Dataset items
* * * * *
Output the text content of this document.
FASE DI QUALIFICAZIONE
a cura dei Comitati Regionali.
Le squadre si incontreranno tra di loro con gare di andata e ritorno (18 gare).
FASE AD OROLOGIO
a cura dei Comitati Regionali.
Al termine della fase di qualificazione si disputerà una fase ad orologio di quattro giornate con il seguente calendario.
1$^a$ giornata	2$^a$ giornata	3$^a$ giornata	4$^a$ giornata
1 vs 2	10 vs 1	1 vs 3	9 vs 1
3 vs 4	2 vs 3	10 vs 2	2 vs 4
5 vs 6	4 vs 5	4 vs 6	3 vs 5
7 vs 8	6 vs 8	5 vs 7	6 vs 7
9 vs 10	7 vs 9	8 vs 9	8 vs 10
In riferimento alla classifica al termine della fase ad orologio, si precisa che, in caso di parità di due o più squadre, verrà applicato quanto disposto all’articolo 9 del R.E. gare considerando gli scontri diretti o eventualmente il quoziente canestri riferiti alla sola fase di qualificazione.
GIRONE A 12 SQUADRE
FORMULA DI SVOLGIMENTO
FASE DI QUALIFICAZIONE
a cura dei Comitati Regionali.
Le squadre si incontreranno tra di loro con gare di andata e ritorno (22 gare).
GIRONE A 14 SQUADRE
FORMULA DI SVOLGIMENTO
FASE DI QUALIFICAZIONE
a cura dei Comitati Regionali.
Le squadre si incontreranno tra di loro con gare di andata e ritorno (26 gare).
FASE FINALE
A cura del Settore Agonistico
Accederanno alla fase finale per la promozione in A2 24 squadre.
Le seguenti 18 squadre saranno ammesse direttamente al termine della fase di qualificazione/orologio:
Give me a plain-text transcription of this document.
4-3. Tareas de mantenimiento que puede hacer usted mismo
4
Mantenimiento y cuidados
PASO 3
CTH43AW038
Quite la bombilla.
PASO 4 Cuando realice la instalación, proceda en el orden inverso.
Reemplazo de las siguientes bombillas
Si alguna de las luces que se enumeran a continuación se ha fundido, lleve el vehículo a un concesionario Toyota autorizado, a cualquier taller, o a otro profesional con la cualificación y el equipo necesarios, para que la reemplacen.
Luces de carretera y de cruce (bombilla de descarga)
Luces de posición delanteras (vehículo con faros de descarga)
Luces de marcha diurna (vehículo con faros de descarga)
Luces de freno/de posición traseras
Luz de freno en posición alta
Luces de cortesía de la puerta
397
* * * * *
• **INSTRUCTIONS FOR THE TASK**
Going through the data above, count the lines where the string "gare" appears, and answer with only that number.

• **SOLUTION BELOW**
4